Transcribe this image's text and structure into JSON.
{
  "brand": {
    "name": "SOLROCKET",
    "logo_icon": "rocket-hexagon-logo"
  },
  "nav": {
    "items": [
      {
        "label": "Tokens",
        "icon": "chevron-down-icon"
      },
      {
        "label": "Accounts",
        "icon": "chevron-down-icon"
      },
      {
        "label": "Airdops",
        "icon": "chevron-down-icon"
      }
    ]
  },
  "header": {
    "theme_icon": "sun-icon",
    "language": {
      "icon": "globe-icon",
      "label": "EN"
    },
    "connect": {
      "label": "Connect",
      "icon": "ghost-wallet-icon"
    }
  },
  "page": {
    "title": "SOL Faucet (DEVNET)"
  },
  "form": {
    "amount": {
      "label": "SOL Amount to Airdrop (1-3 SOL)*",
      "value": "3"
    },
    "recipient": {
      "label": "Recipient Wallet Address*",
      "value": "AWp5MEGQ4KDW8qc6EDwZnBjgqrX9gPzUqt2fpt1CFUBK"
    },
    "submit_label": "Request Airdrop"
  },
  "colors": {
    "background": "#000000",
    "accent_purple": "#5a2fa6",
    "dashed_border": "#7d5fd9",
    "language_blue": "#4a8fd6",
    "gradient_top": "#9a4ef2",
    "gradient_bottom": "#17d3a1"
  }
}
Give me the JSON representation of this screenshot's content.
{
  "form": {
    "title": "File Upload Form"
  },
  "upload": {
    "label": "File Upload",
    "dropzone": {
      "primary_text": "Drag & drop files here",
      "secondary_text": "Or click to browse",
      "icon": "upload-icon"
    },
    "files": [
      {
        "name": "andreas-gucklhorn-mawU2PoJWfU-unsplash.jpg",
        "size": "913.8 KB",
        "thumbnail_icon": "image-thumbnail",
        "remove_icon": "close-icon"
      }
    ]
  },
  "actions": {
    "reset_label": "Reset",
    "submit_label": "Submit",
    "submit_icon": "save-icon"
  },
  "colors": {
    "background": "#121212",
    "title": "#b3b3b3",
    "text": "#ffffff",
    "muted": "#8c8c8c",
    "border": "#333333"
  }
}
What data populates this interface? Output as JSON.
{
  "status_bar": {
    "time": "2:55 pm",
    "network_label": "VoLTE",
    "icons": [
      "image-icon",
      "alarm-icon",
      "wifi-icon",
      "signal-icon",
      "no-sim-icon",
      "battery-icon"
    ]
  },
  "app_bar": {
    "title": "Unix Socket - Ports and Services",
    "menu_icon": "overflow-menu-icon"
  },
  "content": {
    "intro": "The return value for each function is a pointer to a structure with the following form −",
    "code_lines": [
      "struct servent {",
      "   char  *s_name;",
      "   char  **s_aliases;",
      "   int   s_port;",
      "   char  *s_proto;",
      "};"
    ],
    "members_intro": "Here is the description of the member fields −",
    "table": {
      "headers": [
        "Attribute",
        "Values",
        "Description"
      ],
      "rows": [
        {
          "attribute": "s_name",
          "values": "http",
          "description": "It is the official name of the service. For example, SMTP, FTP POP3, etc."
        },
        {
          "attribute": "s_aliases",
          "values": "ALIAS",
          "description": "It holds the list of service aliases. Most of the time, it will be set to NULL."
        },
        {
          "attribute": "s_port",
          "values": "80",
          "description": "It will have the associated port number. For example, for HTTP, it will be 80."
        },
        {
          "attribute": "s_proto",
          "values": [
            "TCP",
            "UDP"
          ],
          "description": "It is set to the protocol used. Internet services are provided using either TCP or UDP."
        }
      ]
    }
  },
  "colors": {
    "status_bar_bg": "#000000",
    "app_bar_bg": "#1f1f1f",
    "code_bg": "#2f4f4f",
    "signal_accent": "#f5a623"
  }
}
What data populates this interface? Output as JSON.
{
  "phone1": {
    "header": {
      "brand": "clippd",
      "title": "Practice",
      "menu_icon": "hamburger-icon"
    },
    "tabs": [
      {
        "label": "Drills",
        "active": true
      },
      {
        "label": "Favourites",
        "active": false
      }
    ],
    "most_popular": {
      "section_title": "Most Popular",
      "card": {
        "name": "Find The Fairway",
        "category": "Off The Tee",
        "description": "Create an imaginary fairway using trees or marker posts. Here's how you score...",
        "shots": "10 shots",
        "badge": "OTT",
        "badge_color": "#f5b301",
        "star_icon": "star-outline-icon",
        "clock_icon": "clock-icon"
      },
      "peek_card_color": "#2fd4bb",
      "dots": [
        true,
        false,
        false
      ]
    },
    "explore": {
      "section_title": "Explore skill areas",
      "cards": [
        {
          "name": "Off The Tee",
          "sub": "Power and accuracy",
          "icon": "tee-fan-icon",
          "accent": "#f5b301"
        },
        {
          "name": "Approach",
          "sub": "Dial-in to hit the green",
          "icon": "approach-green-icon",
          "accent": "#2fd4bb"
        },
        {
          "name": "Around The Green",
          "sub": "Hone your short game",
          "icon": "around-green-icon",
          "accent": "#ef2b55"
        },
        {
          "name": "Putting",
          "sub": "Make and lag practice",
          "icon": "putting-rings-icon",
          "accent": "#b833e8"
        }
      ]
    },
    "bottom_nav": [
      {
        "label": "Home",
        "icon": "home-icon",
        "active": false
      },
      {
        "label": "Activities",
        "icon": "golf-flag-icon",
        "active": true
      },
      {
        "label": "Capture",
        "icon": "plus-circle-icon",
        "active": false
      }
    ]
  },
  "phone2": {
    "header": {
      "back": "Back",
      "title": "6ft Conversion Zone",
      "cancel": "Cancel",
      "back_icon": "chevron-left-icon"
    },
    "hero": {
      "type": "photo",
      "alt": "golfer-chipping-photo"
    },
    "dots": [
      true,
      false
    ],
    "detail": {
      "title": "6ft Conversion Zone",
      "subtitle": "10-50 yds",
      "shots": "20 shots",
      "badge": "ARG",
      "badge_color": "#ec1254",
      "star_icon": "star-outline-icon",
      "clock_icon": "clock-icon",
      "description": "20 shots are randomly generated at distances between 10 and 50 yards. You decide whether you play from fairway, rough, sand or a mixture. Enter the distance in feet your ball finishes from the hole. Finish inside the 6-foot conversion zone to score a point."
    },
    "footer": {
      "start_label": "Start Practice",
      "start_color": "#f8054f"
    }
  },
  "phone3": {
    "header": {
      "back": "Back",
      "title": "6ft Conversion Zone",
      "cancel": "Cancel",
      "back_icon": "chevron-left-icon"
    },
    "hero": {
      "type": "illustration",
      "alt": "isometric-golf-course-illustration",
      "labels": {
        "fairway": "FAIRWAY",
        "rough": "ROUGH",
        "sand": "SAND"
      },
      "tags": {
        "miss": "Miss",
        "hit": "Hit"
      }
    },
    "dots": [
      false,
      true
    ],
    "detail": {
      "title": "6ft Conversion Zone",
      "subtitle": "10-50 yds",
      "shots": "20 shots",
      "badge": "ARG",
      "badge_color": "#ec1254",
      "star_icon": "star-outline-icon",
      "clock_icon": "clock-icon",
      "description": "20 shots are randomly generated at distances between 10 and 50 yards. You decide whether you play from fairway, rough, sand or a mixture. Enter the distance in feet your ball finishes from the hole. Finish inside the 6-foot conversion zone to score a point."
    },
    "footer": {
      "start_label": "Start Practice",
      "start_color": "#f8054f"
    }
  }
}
####################
- **WRITTEN REQUEST**
Gather every line from the entries above where the word "will" appears, and copy them.

- **TASK RESPONSE**
          "description": "It holds the list of service aliases. Most of the time, it will be set to NULL."
          "description": "It will have the associated port number. For example, for HTTP, it will be 80."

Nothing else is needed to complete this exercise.